TASK DETAILS: Output every entry exactly, from the first line to the last.

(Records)
** Begin **

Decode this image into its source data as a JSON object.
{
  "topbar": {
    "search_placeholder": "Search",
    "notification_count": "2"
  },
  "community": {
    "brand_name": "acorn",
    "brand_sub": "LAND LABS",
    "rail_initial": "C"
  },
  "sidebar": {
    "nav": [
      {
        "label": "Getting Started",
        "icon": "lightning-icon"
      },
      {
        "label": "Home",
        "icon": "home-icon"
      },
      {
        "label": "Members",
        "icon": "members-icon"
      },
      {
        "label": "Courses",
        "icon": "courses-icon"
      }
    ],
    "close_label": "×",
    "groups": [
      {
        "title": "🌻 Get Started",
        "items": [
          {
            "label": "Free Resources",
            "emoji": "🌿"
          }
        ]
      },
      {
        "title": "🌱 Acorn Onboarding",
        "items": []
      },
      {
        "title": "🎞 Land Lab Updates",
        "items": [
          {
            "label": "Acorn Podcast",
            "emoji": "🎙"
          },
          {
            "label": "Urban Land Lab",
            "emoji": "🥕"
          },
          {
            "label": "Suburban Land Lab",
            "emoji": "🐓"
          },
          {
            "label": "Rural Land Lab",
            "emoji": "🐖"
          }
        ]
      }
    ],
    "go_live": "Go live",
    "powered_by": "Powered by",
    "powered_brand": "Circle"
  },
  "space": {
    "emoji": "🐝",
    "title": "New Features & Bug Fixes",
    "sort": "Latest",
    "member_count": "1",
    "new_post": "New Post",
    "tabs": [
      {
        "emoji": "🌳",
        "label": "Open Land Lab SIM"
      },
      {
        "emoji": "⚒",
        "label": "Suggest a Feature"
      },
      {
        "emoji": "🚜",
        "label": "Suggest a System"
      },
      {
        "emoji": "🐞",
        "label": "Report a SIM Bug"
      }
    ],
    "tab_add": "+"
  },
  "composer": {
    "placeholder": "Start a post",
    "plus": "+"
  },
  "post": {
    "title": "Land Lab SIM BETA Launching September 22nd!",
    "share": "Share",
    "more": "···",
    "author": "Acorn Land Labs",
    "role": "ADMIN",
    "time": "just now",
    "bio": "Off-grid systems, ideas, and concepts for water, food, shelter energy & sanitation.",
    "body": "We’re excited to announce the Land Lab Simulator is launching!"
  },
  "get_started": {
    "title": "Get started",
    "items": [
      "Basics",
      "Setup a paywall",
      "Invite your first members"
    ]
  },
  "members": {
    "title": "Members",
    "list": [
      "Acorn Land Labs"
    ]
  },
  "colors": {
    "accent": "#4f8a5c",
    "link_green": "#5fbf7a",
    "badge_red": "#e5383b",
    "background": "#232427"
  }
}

** End **

RESULT OF THE EXERCISE:
Decode this image into its source data as a JSON object.
{
  "topbar": {
    "search_placeholder": "Search",
    "notification_count": "2"
  },
  "community": {
    "brand_name": "acorn",
    "brand_sub": "LAND LABS",
    "rail_initial": "C"
  },
  "sidebar": {
    "nav": [
      {
        "label": "Getting Started",
        "icon": "lightning-icon"
      },
      {
        "label": "Home",
        "icon": "home-icon"
      },
      {
        "label": "Members",
        "icon": "members-icon"
      },
      {
        "label": "Courses",
        "icon": "courses-icon"
      }
    ],
    "close_label": "×",
    "groups": [
      {
        "title": "🌻 Get Started",
        "items": [
          {
            "label": "Free Resources",
            "emoji": "🌿"
          }
        ]
      },
      {
        "title": "🌱 Acorn Onboarding",
        "items": []
      },
      {
        "title": "🎞 Land Lab Updates",
        "items": [
          {
            "label": "Acorn Podcast",
            "emoji": "🎙"
          },
          {
            "label": "Urban Land Lab",
            "emoji": "🥕"
          },
          {
            "label": "Suburban Land Lab",
            "emoji": "🐓"
          },
          {
            "label": "Rural Land Lab",
            "emoji": "🐖"
          }
        ]
      }
    ],
    "go_live": "Go live",
    "powered_by": "Powered by",
    "powered_brand": "Circle"
  },
  "space": {
    "emoji": "🐝",
    "title": "New Features & Bug Fixes",
    "sort": "Latest",
    "member_count": "1",
    "new_post": "New Post",
    "tabs": [
      {
        "emoji": "🌳",
        "label": "Open Land Lab SIM"
      },
      {
        "emoji": "⚒",
        "label": "Suggest a Feature"
      },
      {
        "emoji": "🚜",
        "label": "Suggest a System"
      },
      {
        "emoji": "🐞",
        "label": "Report a SIM Bug"
      }
    ],
    "tab_add": "+"
  },
  "composer": {
    "placeholder": "Start a post",
    "plus": "+"
  },
  "post": {
    "title": "Land Lab SIM BETA Launching September 22nd!",
    "share": "Share",
    "more": "···",
    "author": "Acorn Land Labs",
    "role": "ADMIN",
    "time": "just now",
    "bio": "Off-grid systems, ideas, and concepts for water, food, shelter energy & sanitation.",
    "body": "We’re excited to announce the Land Lab Simulator is launching!"
  },
  "get_started": {
    "title": "Get started",
    "items": [
      "Basics",
      "Setup a paywall",
      "Invite your first members"
    ]
  },
  "members": {
    "title": "Members",
    "list": [
      "Acorn Land Labs"
    ]
  },
  "colors": {
    "accent": "#4f8a5c",
    "link_green": "#5fbf7a",
    "badge_red": "#e5383b",
    "background": "#232427"
  }
}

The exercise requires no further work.